Text shown
○ ○ ○

The entire time I tried to remind myself, "This movie is not for me. It is not for someone who has watched F1 nearly her whole life. It is not for me."

warning: LONG.

The good:
1) The cinematography. Holy **** yes. Give me those onboard shots. That drone lap of Yas Marina at the end was worth the price of admission alone.
2) The music: I thought the music was pretty good. There were moments where I noticed the score had similarities to Rush, which makes sense because a) Zimmer scored both movies and b) Rush is also about F1, though a far superior movie.
3) The number of shots that had to have been one-take shots. The grid stuff at Silverstone and Yas Marina with the national anthems, because you can't ask the drivers to stand there for ages while the shot is got. The formation lap at Silverstone. Things like that had to have been one take.
4) I will give Lewis Hamilton credit for making himself the antagonising driver in the last race. There was a not insignificant part of me that was concerned they would make it Max, which would have blown up the entire fandom.

Now buckle up, because here's the bad.
1) If I had a dollar for every time I wanted to scream "that's not how this works! that's not how any of this works!" I could quit my job tomorrow.
2) Look, I get it. It's Hollywooded up. But there's a difference between Hollywooding it up and completely going batshit crazy with the sport.
3) Not enough driver cameos, though it's a wonder they got what they did out of them (hilariously, that shot of Fernando greeting Sonny in the press pen wasn't actually scripted, Fernando was tired and mistook Brad Pitt for an actual driver). They did kind of sell this to us as "the drivers are in this movie!".
4) There is no rule about a team having to win a race in three years or be out. And a small new team like APXGP would absolutely treat a single point like a win.
5) YOU CANNOT DO SEVENTY FRICKING LAPS OF THE HUNGARORING ON SOFTS. Especially with how hot it was that day.
6) I did see a remark from Brad Pitt that they took some inspiration from the infamous Crashgate scandal from Singapore 2008. It shows. The problem with that is that there is no fcking way they would have got away with that bullsht in real life. The other teams would have flooded the stewards' office with protests. Especially Red Bull. The reality is Sonny would have been banned and so would all the top movers and shakers at APXGP.

Look, I could go on about the racing inaccuracies. More points.

1) I did notice some edits to remove reference to some drivers. The incident at the start of the Hungaroring did occur...but the third driver was Daniel Ricciardo, not Yuki Tsunoda. And I noticed when he was fighting the blue car #2, they only referred to him as the "other car", not by his name, Logan Sargeant. (On the plus side, you go KMag. You go commit crimes!)

○ ○ ○

Tasks to perform
- A) In the review of the F1 movie, which driver was actually the third driver in the incident at the start of the Hungaroring?
- B) Continue the review of the F1 movie from its final sentence, keeping its voice and list format.

○ ○ ○

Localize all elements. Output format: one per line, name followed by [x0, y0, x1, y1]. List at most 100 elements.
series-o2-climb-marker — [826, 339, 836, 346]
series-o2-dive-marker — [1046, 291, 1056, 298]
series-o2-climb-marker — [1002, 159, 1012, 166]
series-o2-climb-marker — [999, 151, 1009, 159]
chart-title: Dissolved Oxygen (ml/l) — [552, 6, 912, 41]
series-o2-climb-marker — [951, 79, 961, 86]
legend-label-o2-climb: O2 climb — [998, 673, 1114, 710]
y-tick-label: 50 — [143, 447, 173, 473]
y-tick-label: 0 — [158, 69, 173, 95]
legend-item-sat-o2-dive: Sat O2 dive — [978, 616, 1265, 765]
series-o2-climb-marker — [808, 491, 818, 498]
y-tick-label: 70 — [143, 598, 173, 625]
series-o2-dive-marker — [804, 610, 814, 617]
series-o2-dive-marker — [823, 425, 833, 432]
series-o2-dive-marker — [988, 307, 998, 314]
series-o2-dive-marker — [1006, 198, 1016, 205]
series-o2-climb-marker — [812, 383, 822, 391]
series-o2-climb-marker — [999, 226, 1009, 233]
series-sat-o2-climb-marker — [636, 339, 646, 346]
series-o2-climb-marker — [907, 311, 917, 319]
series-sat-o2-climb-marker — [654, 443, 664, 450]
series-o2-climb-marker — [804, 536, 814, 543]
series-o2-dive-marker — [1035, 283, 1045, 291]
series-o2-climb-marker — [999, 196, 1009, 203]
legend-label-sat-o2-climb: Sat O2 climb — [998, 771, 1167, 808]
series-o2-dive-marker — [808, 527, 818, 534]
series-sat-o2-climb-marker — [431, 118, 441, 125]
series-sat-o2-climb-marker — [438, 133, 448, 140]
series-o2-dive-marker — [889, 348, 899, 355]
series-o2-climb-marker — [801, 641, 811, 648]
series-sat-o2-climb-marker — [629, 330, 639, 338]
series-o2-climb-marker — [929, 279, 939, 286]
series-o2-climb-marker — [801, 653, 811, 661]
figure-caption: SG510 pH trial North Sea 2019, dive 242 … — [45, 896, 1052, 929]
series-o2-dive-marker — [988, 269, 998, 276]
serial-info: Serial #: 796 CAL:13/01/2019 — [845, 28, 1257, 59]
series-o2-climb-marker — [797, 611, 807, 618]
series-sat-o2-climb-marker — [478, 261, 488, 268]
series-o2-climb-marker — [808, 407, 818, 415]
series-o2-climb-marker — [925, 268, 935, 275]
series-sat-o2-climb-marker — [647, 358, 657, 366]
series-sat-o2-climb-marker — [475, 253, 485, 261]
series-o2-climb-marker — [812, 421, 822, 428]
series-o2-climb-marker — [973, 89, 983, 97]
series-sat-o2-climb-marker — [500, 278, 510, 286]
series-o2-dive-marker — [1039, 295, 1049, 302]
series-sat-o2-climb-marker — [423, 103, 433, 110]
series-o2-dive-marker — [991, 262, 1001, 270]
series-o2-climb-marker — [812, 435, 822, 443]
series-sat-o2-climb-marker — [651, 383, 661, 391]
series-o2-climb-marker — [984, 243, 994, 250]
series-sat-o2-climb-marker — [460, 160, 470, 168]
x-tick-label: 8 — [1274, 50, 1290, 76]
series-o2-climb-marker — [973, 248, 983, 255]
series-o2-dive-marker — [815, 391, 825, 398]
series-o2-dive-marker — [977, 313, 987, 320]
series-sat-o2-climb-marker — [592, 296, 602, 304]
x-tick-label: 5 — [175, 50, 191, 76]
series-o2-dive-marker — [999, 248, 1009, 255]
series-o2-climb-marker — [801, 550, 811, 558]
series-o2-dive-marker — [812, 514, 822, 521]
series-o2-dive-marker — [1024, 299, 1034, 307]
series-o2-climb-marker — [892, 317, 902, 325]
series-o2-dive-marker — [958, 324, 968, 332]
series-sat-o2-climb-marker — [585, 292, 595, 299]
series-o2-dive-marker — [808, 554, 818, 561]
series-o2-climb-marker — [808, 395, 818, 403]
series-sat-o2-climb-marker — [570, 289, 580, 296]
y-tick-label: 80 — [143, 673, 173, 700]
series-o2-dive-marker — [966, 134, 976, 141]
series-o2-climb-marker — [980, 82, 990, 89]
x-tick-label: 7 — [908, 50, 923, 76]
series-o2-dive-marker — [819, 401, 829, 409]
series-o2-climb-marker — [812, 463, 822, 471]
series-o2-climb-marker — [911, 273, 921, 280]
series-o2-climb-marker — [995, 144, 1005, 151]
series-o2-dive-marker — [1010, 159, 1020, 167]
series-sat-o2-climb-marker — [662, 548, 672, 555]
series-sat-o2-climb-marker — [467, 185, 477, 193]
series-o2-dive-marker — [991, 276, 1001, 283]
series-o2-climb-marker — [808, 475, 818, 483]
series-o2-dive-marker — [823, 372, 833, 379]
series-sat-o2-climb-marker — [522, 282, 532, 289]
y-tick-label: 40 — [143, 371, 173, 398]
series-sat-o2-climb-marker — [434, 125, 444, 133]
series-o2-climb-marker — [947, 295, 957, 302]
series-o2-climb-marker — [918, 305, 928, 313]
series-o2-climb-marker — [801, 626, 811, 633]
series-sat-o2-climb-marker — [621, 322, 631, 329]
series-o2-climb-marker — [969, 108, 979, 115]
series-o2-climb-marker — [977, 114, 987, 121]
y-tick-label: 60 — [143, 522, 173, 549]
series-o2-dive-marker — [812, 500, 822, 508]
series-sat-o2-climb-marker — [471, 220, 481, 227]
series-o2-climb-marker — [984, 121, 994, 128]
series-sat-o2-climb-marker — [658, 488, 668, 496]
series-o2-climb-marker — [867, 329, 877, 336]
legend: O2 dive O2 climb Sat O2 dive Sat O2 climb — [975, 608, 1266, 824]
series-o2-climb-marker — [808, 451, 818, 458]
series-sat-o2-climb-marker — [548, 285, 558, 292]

○ ○ ○

Expected results
- A) Daniel Ricciardo, not Yuki Tsunoda.

- B)
2) Pour one out for poor Charles and George, who after the Abu Dhabi race last year then had to go up on the podium again to film the podium scene. They were probably exhausted, George was sick, and Charles had just done an entire race trying to win Ferrari the Constructor's and had just come up short in real life. They were most certainly in no mood for that.

Now for the big rant.

The women.

I knew this was going to be something I particularly hated but I was seething the entire car ride home. Making the women all soppy and meek around the drivers was one thing. Making the technical director hop into bed with one of her drivers was another. But making them incompetent?! That boiled my blood with rage.

It is 2025. Women have been creeping into the top echelons of F1 for a few years. Bernie Collins was the strategist at Aston Martin for some years. Hannah Schmitz is widely regarded as one of the greatest strategists of the modern era from her perch on the Red Bull wall. Alpine has at least two female mechanics. And this year, for the first time, Laura Mueller is the race engineer for Esteban Ocon. All of these brilliant, accomplished women had to fight twice as hard to get to the top. They have to fight twice as hard to stay there. None of them would even consider so much as sending a flirty look at one of the drivers in their team, let alone actually sleeping with them.

Kate's character could have been good. The first female technical director! Bring it on! But...she's designed a shtbox. And then along comes Sonny and tells her how to do her job. And suddenly his idea makes the car competitive. Don't get me wrong, there are very smart drivers out there. But not a single one of them would ever dream of telling the team's technical director how to do their job. And then of course they completely ruin it by having her sleep with Sonny and turn into a doe-eyed meek little girl around him.

Likewise the mechanic. Of course they make her the one who makes a mistake. Of course the big tough man has to tell her how to do her job and fix everything. And let me tell you, if a driver came into his garage screaming at his pitcrew the way Joshua did at the start of the film, he would not be on the grid very long. And in his rookie year!

To answer your question, @ilovepaydays - no, not really. Obviously, the representation of the women is atrocious. And there is a decided lack of Americans on the grid. Joshua is fairly evidently an expy of Lewis, who did face a fair bit of racism on his way up (and still, unfortunately). The irony is that IRL, it would be Sonny getting the most hate. F1 is very UK/European and generally hates Americans, Americana, any and all attempts to Americanise the sport. Logan Sargeant was practically bullied out of F1. An old American driver who came swaggering in on the grid and crashing into the established drivers? Hoo boy. Not a chance.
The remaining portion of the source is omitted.